**Problem A:** List every key in the PARAMS dictionary that the pushshift data-collection excerpt passes to the API request.
**Problem B:** Write the next lines of the pushshift data-collection code, picking up right after its final line.

**Text extract:**
▬▬▬▬▬▬

The pushshift API allows the user to download over 1000 posts from a subreddit. In addition to this, it allows one to filter posts based on the date they were posted. I ran a loop which collected posts starting from current time till the total number of posts collected were greater than or equal to 6000. In the end, 6000 posts were sampled from all the posts collected from each flair.

In [0]:
dataset_df = pd.DataFrame(columns=['created_utc', 'url', 'num_comments', 'selftext', 'title', 'over_18', 'link_flair_text', 'id', 'permalink'])

for flair in flairs:
  print("Getting data for", flair)
  epoch_time = calendar.timegm(time.gmtime())
  idle_attempts = 0
  posts = 0
  data_dict = {'created_utc': [], 'url': [], 'num_comments': [], 'selftext': [], 'title': [], 'over_18': [], 'link_flair_text': [], 
               'id': [], 'permalink': []}
  while posts < POSTS_PER_CLASS:
    flag = False
    URL = 'https://api.pushshift.io/reddit/submission/search/'
    PARAMS = {'subreddit': 'india', 'before': epoch_time, 'sort': 'desc', 'limit': 1000} 
    r = requests.get(url = URL, params = PARAMS)
    ret = r.json()

▬▬▬▬▬▬

**Given entries:**
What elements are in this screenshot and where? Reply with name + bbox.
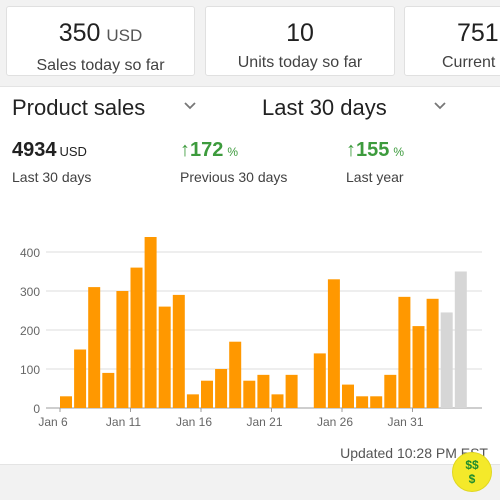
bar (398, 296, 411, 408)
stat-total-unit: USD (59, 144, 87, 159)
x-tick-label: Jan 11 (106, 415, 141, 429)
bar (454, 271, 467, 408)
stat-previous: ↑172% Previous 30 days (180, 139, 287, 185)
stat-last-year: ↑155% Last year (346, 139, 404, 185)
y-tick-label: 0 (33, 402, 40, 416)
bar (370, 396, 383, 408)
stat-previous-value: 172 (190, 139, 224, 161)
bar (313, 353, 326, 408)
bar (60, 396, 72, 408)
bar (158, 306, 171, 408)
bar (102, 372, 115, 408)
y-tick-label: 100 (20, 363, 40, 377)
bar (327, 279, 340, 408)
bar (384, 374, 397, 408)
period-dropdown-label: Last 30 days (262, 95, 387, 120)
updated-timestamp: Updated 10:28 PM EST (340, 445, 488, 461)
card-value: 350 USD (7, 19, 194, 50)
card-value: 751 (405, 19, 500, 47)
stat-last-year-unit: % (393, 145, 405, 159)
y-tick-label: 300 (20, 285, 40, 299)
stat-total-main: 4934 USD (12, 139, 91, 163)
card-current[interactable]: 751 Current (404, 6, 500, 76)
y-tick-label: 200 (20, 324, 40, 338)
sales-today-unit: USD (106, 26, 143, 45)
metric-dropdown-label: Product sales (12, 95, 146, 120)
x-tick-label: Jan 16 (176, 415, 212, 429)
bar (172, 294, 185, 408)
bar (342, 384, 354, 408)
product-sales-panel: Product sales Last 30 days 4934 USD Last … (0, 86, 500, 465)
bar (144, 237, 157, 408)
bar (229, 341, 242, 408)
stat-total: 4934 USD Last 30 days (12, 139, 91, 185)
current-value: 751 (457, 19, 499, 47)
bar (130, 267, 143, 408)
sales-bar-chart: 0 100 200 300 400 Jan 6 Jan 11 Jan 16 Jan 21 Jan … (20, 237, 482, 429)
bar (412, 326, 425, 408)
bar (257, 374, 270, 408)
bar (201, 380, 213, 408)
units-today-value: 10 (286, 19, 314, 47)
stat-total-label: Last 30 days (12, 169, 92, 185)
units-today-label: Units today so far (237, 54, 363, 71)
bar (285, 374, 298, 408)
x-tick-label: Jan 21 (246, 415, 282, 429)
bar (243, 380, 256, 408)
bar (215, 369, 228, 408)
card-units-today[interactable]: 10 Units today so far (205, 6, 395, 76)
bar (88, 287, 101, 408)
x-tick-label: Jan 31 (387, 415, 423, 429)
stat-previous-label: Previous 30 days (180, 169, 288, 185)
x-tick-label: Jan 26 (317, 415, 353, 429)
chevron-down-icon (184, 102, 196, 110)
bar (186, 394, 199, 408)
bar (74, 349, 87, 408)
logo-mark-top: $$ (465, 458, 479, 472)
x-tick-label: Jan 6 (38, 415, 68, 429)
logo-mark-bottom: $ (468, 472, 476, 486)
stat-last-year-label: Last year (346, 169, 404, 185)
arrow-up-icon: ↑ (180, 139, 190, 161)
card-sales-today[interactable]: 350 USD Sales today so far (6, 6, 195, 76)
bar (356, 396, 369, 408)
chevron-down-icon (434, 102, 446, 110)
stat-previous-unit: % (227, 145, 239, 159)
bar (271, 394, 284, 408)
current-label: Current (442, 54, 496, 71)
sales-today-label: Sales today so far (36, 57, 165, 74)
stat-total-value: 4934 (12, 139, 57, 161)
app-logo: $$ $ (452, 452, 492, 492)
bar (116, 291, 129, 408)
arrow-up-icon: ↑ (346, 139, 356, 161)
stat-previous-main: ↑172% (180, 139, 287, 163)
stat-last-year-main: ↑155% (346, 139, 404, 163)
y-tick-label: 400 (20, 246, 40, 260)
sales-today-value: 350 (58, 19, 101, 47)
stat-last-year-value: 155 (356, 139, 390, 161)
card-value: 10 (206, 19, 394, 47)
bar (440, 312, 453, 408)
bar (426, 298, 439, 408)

▬▬▬▬▬▬

**Response A:** subreddit, before, sort, limit

**Response B:**
    if 'data' in ret and len(ret['data']) > 0:
      data = ret['data']
      for ele in data:
        if 'link_flair_text' in ele and ele['link_flair_text'] == flair:
          flag = True
          if ele['id'] not in data_dict['id']:
            data_dict['created_utc'].append(ele['created_utc'])
            data_dict['url'].append(ele['url'])
            data_dict['num_comments'].append(ele['num_comments'])
            data_dict['selftext'].append(ele['selftext'] if 'selftext' in ele else "")
            data_dict['title'].append(ele['title'])
            data_dict['over_18'].append(ele['over_18'])
            data_dict['link_flair_text'].append(ele['link_flair_text'])
            data_dict['id'].append(ele['id'])
            data_dict['permalink'].append(ele['permalink'])
            posts += 1
            if posts%1000 == 0:
              print("Posts:", posts)
      if flag is False:
        idle_attempts += 1
        print("idle attempts:", idle_attempts)
      if idle_attempts > 5:
        print("5 idle attempts, breaking loop")
        break
      epoch_time = data[len(data)-1]['created_utc']
    else:
      break
  dict_df = pd.DataFrame.from_dict(data_dict)
  print("Data for flair: " + flair + " " + str(len(dict_df)))
  if len(dict_df) > POSTS_PER_CLASS:
    dict_df = dict_df.sample(n = POSTS_PER_CLASS)
  dataset_df = pd.concat([dataset_df, dict_df], ignore_index=True)
  print("Data for flair after sampling: " + flair + " " + str(len(dataset_df)))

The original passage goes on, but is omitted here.